#### EXERCISE DESCRIPTION:
Pull every line holding the string "Temprature" from the records below.

#### RECORDS FOR THIS EXERCISE:
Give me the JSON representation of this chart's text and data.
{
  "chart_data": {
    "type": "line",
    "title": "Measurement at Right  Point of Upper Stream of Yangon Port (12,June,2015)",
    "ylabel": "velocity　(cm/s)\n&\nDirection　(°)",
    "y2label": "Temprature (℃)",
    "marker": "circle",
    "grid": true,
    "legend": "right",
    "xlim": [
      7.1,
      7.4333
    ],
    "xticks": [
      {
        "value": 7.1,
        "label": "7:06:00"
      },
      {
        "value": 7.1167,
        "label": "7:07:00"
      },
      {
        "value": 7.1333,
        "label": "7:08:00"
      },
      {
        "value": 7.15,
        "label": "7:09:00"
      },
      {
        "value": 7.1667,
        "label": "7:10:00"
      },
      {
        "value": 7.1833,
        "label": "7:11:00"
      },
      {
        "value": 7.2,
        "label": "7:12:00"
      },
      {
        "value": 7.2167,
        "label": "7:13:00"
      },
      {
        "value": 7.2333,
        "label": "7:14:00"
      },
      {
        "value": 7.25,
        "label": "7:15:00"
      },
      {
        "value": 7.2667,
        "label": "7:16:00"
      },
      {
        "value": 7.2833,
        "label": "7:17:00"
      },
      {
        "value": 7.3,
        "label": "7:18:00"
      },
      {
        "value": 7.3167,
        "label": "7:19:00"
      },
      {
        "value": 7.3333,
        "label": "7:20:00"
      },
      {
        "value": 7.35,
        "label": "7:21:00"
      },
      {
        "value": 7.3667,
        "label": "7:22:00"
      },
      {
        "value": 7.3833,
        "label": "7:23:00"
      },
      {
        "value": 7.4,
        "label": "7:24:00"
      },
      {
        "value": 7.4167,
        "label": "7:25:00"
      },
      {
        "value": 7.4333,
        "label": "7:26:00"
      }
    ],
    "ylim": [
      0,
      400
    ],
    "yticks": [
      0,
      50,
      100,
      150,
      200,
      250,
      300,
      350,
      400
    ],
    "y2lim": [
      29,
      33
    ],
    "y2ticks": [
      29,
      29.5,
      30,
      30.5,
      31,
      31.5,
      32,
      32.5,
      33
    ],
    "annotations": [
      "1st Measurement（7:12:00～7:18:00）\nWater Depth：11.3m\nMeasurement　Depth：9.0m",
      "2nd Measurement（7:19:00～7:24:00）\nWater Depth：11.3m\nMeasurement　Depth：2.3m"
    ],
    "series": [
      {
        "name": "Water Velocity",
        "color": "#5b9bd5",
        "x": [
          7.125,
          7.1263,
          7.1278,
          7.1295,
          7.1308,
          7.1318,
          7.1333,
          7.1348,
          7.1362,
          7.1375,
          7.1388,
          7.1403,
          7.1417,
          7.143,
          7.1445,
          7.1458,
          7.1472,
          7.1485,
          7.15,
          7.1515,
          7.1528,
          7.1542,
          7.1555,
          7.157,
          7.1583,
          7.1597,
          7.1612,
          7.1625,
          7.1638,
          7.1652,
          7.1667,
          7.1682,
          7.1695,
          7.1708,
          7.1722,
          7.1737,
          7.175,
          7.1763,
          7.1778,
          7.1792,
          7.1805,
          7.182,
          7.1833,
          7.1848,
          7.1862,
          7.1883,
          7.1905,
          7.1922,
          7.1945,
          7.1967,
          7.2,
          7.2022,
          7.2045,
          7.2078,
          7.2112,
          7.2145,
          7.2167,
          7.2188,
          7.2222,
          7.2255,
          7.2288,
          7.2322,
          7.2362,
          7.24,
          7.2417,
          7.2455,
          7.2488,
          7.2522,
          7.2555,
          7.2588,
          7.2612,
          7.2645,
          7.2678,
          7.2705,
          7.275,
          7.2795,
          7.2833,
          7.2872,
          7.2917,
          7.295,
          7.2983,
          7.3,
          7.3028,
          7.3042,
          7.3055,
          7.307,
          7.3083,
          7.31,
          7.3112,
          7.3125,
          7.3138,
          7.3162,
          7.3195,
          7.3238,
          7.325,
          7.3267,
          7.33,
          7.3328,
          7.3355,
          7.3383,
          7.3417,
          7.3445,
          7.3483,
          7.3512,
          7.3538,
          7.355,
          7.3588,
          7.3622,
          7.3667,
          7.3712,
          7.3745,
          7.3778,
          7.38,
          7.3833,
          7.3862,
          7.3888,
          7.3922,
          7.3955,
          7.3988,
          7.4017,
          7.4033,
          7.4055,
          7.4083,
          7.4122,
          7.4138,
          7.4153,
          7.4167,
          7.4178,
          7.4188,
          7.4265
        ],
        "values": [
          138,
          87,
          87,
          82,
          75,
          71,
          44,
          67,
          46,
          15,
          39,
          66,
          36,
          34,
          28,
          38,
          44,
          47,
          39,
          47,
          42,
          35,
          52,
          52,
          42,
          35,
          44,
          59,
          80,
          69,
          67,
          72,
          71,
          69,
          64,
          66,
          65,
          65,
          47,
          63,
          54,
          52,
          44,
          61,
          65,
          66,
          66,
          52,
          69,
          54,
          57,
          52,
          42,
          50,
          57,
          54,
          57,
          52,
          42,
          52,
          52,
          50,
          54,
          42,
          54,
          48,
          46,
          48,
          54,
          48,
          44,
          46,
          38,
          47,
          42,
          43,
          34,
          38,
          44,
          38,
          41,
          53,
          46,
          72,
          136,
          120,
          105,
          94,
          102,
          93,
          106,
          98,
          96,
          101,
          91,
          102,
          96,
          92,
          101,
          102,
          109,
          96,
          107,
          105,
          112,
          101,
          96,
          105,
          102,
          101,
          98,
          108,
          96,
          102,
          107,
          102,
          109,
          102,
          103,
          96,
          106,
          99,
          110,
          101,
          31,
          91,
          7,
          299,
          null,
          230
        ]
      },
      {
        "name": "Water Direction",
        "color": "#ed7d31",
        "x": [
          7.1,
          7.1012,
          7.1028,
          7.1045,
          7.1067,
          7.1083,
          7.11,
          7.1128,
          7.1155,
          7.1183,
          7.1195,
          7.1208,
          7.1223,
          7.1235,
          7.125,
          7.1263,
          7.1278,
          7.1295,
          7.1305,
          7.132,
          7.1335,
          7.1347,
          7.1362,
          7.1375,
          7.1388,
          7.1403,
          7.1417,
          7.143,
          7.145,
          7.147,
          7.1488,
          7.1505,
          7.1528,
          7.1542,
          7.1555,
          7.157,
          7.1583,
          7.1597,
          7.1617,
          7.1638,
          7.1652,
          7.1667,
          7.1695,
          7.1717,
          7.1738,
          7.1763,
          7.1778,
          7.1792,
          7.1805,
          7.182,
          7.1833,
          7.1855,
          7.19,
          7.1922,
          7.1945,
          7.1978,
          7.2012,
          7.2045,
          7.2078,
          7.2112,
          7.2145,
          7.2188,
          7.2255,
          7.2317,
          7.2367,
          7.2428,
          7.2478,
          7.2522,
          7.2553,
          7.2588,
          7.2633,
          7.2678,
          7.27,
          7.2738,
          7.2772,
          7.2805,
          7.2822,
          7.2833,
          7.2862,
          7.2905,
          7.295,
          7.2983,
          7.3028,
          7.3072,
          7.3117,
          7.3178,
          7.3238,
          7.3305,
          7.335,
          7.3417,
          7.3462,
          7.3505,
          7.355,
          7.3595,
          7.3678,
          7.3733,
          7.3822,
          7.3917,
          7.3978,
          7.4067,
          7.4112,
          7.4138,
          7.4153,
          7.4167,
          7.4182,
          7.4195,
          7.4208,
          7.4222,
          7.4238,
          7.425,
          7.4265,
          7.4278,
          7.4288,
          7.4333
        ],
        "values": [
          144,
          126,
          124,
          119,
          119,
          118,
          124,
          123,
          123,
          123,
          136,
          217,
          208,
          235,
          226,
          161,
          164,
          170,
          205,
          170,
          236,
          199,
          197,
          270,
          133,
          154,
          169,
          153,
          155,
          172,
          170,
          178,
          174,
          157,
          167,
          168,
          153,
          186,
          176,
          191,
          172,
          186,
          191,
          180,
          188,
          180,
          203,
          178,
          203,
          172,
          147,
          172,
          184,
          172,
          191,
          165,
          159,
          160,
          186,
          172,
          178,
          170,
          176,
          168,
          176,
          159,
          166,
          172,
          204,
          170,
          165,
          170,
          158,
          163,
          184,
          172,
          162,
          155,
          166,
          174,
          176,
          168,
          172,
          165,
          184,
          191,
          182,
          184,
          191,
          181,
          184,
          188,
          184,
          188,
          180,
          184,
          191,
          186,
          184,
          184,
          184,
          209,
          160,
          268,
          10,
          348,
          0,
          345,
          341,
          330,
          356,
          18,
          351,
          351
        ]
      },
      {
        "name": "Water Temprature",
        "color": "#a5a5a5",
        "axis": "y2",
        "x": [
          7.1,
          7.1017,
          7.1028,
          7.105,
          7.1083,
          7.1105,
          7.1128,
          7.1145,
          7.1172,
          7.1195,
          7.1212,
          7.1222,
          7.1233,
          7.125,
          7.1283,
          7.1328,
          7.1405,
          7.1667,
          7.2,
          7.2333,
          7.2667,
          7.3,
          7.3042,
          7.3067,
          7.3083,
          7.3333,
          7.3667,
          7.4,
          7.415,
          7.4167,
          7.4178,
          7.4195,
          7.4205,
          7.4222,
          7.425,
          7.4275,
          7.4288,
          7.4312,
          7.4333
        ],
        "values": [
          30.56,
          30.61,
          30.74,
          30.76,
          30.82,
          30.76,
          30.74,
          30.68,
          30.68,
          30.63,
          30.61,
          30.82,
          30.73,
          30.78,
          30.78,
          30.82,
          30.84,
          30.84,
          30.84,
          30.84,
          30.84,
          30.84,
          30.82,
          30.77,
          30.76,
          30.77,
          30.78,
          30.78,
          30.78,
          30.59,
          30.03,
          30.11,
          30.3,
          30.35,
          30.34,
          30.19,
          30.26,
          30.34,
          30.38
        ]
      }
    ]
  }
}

#### SOLUTION TO THE EXERCISE:
    "y2label": "Temprature (℃)",
        "name": "Water Temprature",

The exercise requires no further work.